PROBLEM STATEMENT
Although the records contain pictures, only their text should be set down, exactly as written.

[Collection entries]
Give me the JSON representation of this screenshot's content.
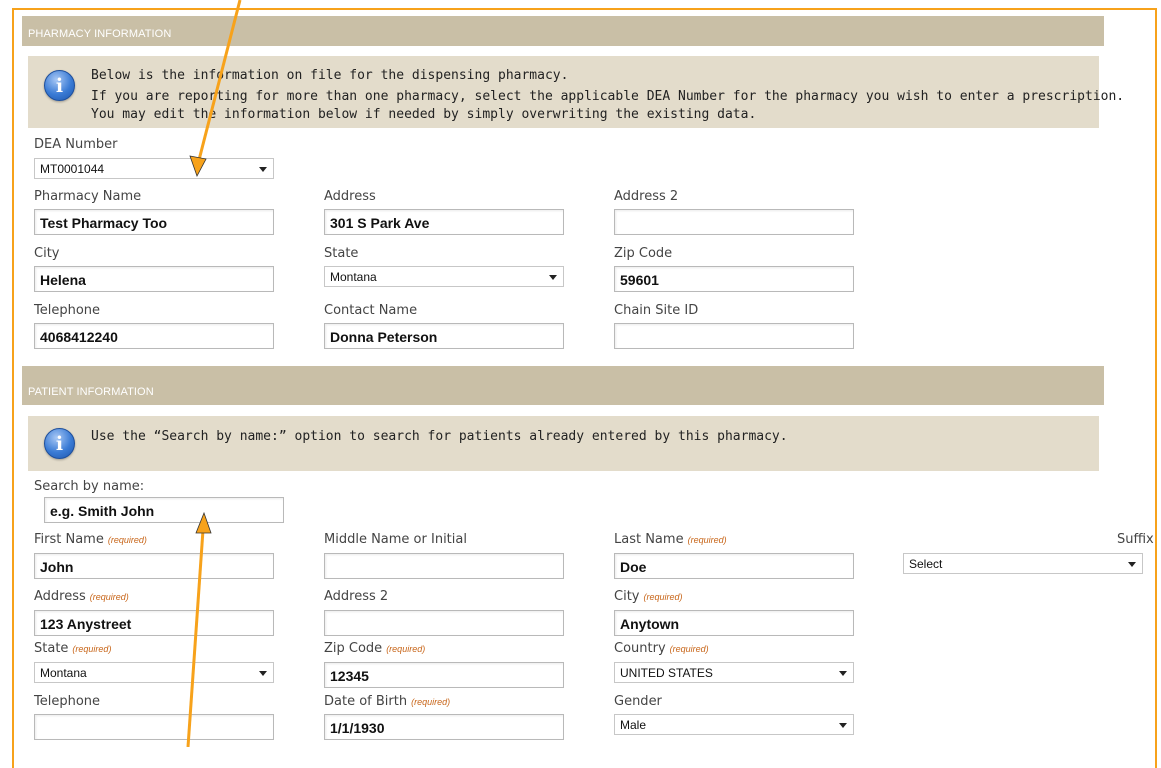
{
  "pharmacy": {
    "section_title": "PHARMACY INFORMATION",
    "info_lines": [
      "Below is the information on file for the dispensing pharmacy.",
      "If you are reporting for more than one pharmacy, select the applicable DEA Number for the pharmacy you wish to enter a prescription.",
      "You may edit the information below if needed by simply overwriting the existing data."
    ],
    "dea_label": "DEA Number",
    "dea_value": "MT0001044",
    "pharmacy_name_label": "Pharmacy Name",
    "pharmacy_name_value": "Test Pharmacy Too",
    "address_label": "Address",
    "address_value": "301 S Park Ave",
    "address2_label": "Address 2",
    "address2_value": "",
    "city_label": "City",
    "city_value": "Helena",
    "state_label": "State",
    "state_value": "Montana",
    "zip_label": "Zip Code",
    "zip_value": "59601",
    "telephone_label": "Telephone",
    "telephone_value": "4068412240",
    "contact_label": "Contact Name",
    "contact_value": "Donna Peterson",
    "chain_label": "Chain Site ID",
    "chain_value": ""
  },
  "patient": {
    "section_title": "PATIENT INFORMATION",
    "info_line": "Use the “Search by name:” option to search for patients already entered by this pharmacy.",
    "search_label": "Search by name:",
    "search_placeholder": "e.g. Smith John",
    "required_text": "(required)",
    "first_name_label": "First Name",
    "first_name_value": "John",
    "middle_label": "Middle Name or Initial",
    "middle_value": "",
    "last_name_label": "Last Name",
    "last_name_value": "Doe",
    "suffix_label": "Suffix",
    "suffix_value": "Select",
    "address_label": "Address",
    "address_value": "123 Anystreet",
    "address2_label": "Address 2",
    "address2_value": "",
    "city_label": "City",
    "city_value": "Anytown",
    "state_label": "State",
    "state_value": "Montana",
    "zip_label": "Zip Code",
    "zip_value": "12345",
    "country_label": "Country",
    "country_value": "UNITED STATES",
    "telephone_label": "Telephone",
    "telephone_value": "",
    "dob_label": "Date of Birth",
    "dob_value": "1/1/1930",
    "gender_label": "Gender",
    "gender_value": "Male"
  },
  "colors": {
    "highlight_border": "#f7a21b",
    "section_bar": "#c9bfa6",
    "info_box": "#e3dccb",
    "required_text": "#c8661a",
    "info_icon": "#3a7bd5"
  },
  "icons": {
    "info": "info-icon",
    "dropdown": "chevron-down-icon",
    "annotation": "arrow-annotation"
  }
}
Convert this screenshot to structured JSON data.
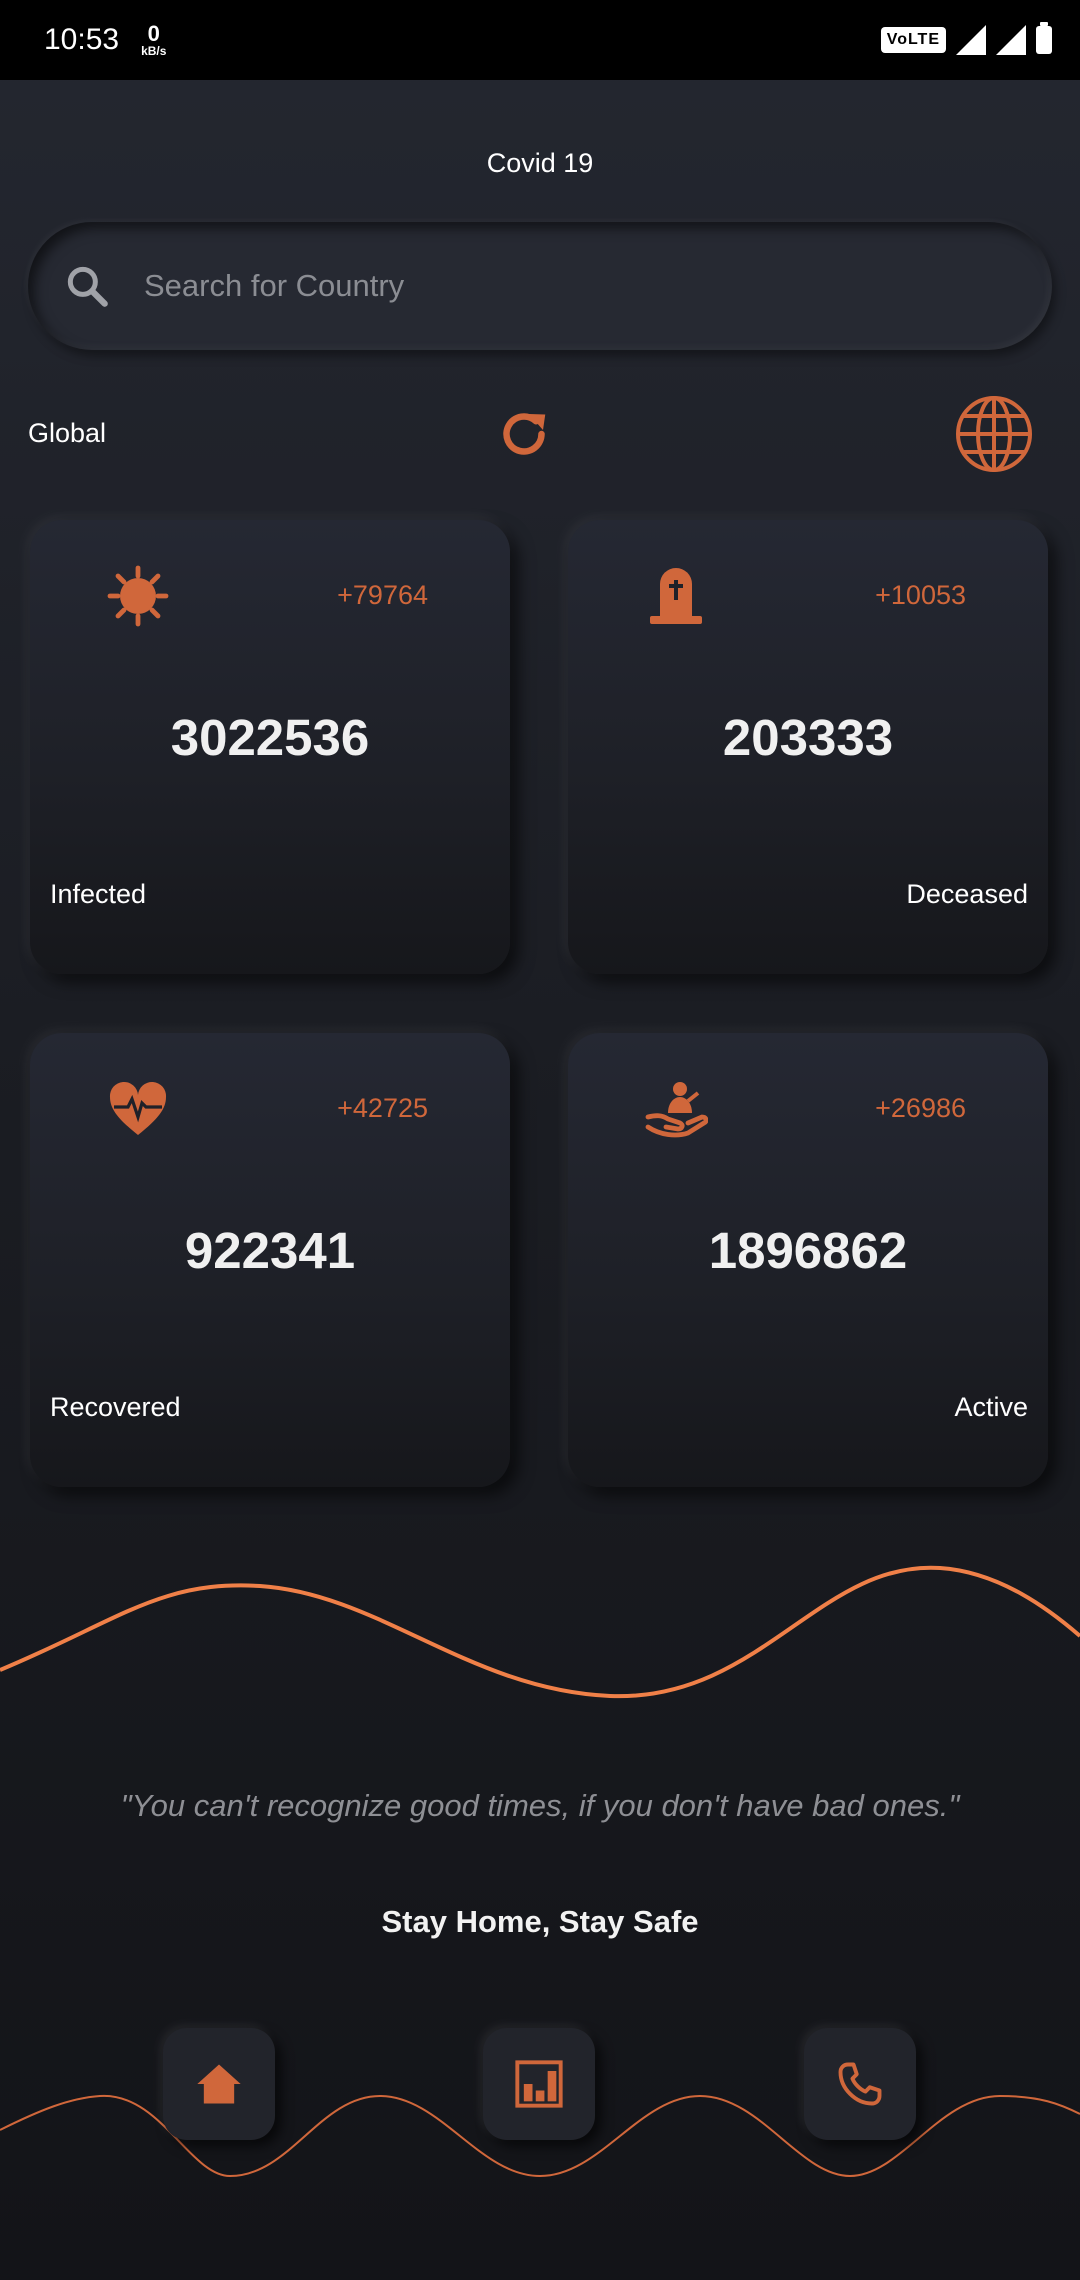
{
  "status_bar": {
    "time": "10:53",
    "net_speed": "0",
    "net_unit": "kB/s",
    "volte": "VoLTE"
  },
  "app": {
    "title": "Covid 19"
  },
  "search": {
    "placeholder": "Search for Country",
    "icon": "search-icon"
  },
  "scope": {
    "label": "Global",
    "refresh_icon": "refresh-icon",
    "globe_icon": "globe-icon"
  },
  "accent_color": "#d0673b",
  "stats": [
    {
      "label": "Infected",
      "value": "3022536",
      "delta": "+79764",
      "icon": "virus-icon"
    },
    {
      "label": "Deceased",
      "value": "203333",
      "delta": "+10053",
      "icon": "tombstone-icon"
    },
    {
      "label": "Recovered",
      "value": "922341",
      "delta": "+42725",
      "icon": "heartbeat-icon"
    },
    {
      "label": "Active",
      "value": "1896862",
      "delta": "+26986",
      "icon": "hand-care-icon"
    }
  ],
  "quote": "\"You can't recognize good times, if you don't have bad ones.\"",
  "slogan": "Stay Home, Stay Safe",
  "nav": [
    {
      "icon": "home-icon"
    },
    {
      "icon": "bar-chart-icon"
    },
    {
      "icon": "phone-icon"
    }
  ]
}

TASK RESPONSE
Give me the JSON representation of this screenshot's content.
{
  "pharmacy": {
    "section_title": "PHARMACY INFORMATION",
    "info_lines": [
      "Below is the information on file for the dispensing pharmacy.",
      "If you are reporting for more than one pharmacy, select the applicable DEA Number for the pharmacy you wish to enter a prescription.",
      "You may edit the information below if needed by simply overwriting the existing data."
    ],
    "dea_label": "DEA Number",
    "dea_value": "MT0001044",
    "pharmacy_name_label": "Pharmacy Name",
    "pharmacy_name_value": "Test Pharmacy Too",
    "address_label": "Address",
    "address_value": "301 S Park Ave",
    "address2_label": "Address 2",
    "address2_value": "",
    "city_label": "City",
    "city_value": "Helena",
    "state_label": "State",
    "state_value": "Montana",
    "zip_label": "Zip Code",
    "zip_value": "59601",
    "telephone_label": "Telephone",
    "telephone_value": "4068412240",
    "contact_label": "Contact Name",
    "contact_value": "Donna Peterson",
    "chain_label": "Chain Site ID",
    "chain_value": ""
  },
  "patient": {
    "section_title": "PATIENT INFORMATION",
    "info_line": "Use the “Search by name:” option to search for patients already entered by this pharmacy.",
    "search_label": "Search by name:",
    "search_placeholder": "e.g. Smith John",
    "required_text": "(required)",
    "first_name_label": "First Name",
    "first_name_value": "John",
    "middle_label": "Middle Name or Initial",
    "middle_value": "",
    "last_name_label": "Last Name",
    "last_name_value": "Doe",
    "suffix_label": "Suffix",
    "suffix_value": "Select",
    "address_label": "Address",
    "address_value": "123 Anystreet",
    "address2_label": "Address 2",
    "address2_value": "",
    "city_label": "City",
    "city_value": "Anytown",
    "state_label": "State",
    "state_value": "Montana",
    "zip_label": "Zip Code",
    "zip_value": "12345",
    "country_label": "Country",
    "country_value": "UNITED STATES",
    "telephone_label": "Telephone",
    "telephone_value": "",
    "dob_label": "Date of Birth",
    "dob_value": "1/1/1930",
    "gender_label": "Gender",
    "gender_value": "Male"
  },
  "colors": {
    "highlight_border": "#f7a21b",
    "section_bar": "#c9bfa6",
    "info_box": "#e3dccb",
    "required_text": "#c8661a",
    "info_icon": "#3a7bd5"
  },
  "icons": {
    "info": "info-icon",
    "dropdown": "chevron-down-icon",
    "annotation": "arrow-annotation"
  }
}
Convert this screenshot to structured JSON data.
{
  "status_bar": {
    "time": "10:53",
    "net_speed": "0",
    "net_unit": "kB/s",
    "volte": "VoLTE"
  },
  "app": {
    "title": "Covid 19"
  },
  "search": {
    "placeholder": "Search for Country",
    "icon": "search-icon"
  },
  "scope": {
    "label": "Global",
    "refresh_icon": "refresh-icon",
    "globe_icon": "globe-icon"
  },
  "accent_color": "#d0673b",
  "stats": [
    {
      "label": "Infected",
      "value": "3022536",
      "delta": "+79764",
      "icon": "virus-icon"
    },
    {
      "label": "Deceased",
      "value": "203333",
      "delta": "+10053",
      "icon": "tombstone-icon"
    },
    {
      "label": "Recovered",
      "value": "922341",
      "delta": "+42725",
      "icon": "heartbeat-icon"
    },
    {
      "label": "Active",
      "value": "1896862",
      "delta": "+26986",
      "icon": "hand-care-icon"
    }
  ],
  "quote": "\"You can't recognize good times, if you don't have bad ones.\"",
  "slogan": "Stay Home, Stay Safe",
  "nav": [
    {
      "icon": "home-icon"
    },
    {
      "icon": "bar-chart-icon"
    },
    {
      "icon": "phone-icon"
    }
  ]
}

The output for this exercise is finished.